##### Material to process #####
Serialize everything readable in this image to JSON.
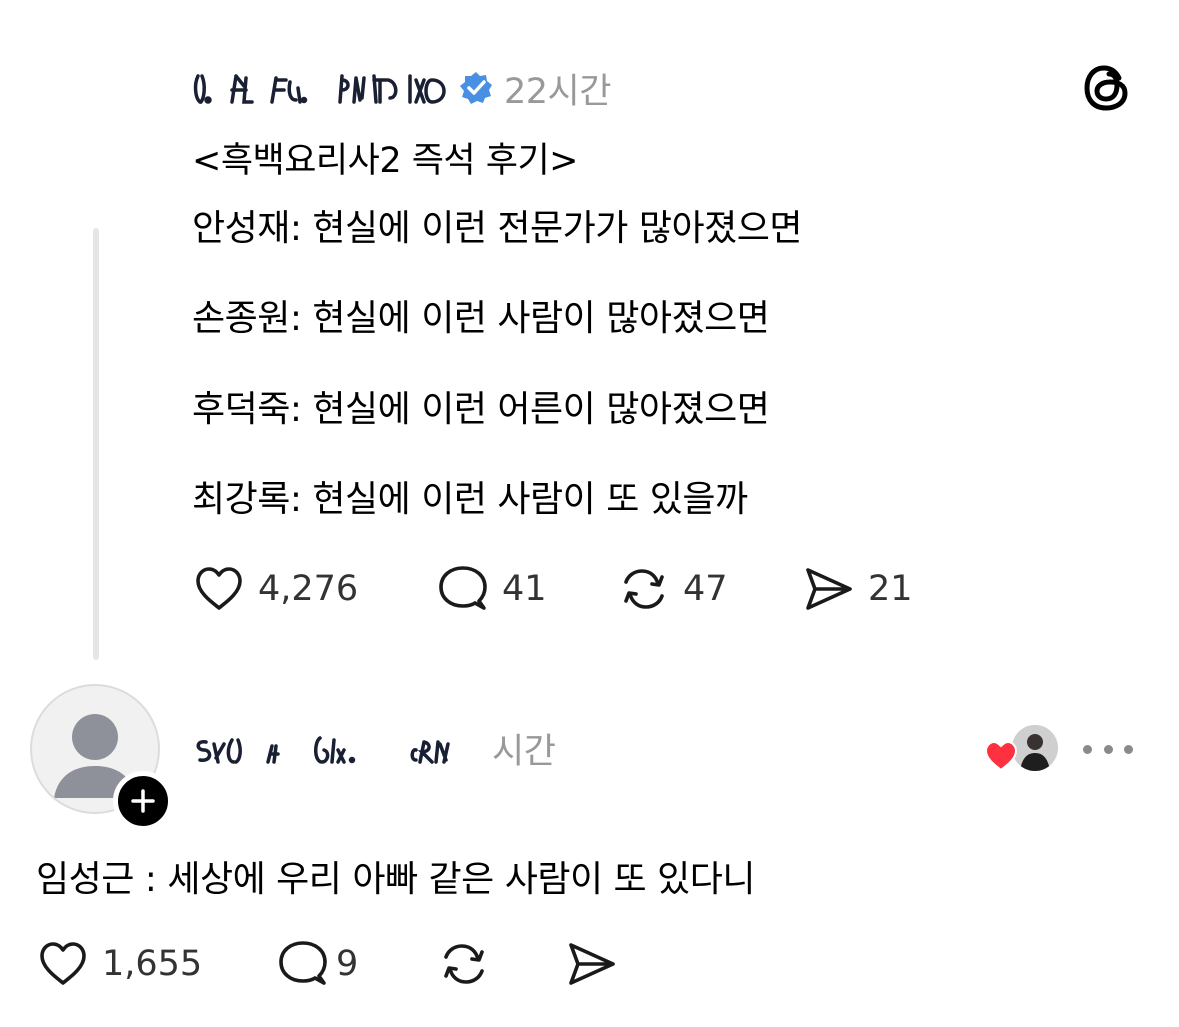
{
  "post": {
    "timestamp": "22시간",
    "title": "<흑백요리사2 즉석 후기>",
    "lines": [
      "안성재: 현실에 이런 전문가가 많아졌으면",
      "손종원: 현실에 이런 사람이 많아졌으면",
      "후덕죽: 현실에 이런 어른이 많아졌으면",
      "최강록: 현실에 이런 사람이 또 있을까"
    ],
    "actions": {
      "likes": "4,276",
      "replies": "41",
      "reposts": "47",
      "shares": "21"
    }
  },
  "comment": {
    "timestamp": "시간",
    "text": "임성근 : 세상에 우리 아빠 같은 사람이 또 있다니",
    "actions": {
      "likes": "1,655",
      "replies": "9"
    }
  },
  "icons": {
    "app_logo": "threads-logo-icon",
    "verified": "verified-badge-icon",
    "like": "heart-icon",
    "reply": "speech-bubble-icon",
    "repost": "repost-icon",
    "share": "send-icon",
    "follow": "plus-icon",
    "more": "more-horizontal-icon"
  },
  "colors": {
    "verified_blue": "#4a90e2",
    "liked_red": "#ff3040",
    "muted_gray": "#999999"
  }
}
#####
Leave out all images, then reproduce the entries above exactly.

Serialize everything readable in this image to JSON.
{
  "post": {
    "timestamp": "22시간",
    "title": "<흑백요리사2 즉석 후기>",
    "lines": [
      "안성재: 현실에 이런 전문가가 많아졌으면",
      "손종원: 현실에 이런 사람이 많아졌으면",
      "후덕죽: 현실에 이런 어른이 많아졌으면",
      "최강록: 현실에 이런 사람이 또 있을까"
    ],
    "actions": {
      "likes": "4,276",
      "replies": "41",
      "reposts": "47",
      "shares": "21"
    }
  },
  "comment": {
    "timestamp": "시간",
    "text": "임성근 : 세상에 우리 아빠 같은 사람이 또 있다니",
    "actions": {
      "likes": "1,655",
      "replies": "9"
    }
  },
  "icons": {
    "app_logo": "threads-logo-icon",
    "verified": "verified-badge-icon",
    "like": "heart-icon",
    "reply": "speech-bubble-icon",
    "repost": "repost-icon",
    "share": "send-icon",
    "follow": "plus-icon",
    "more": "more-horizontal-icon"
  },
  "colors": {
    "verified_blue": "#4a90e2",
    "liked_red": "#ff3040",
    "muted_gray": "#999999"
  }
}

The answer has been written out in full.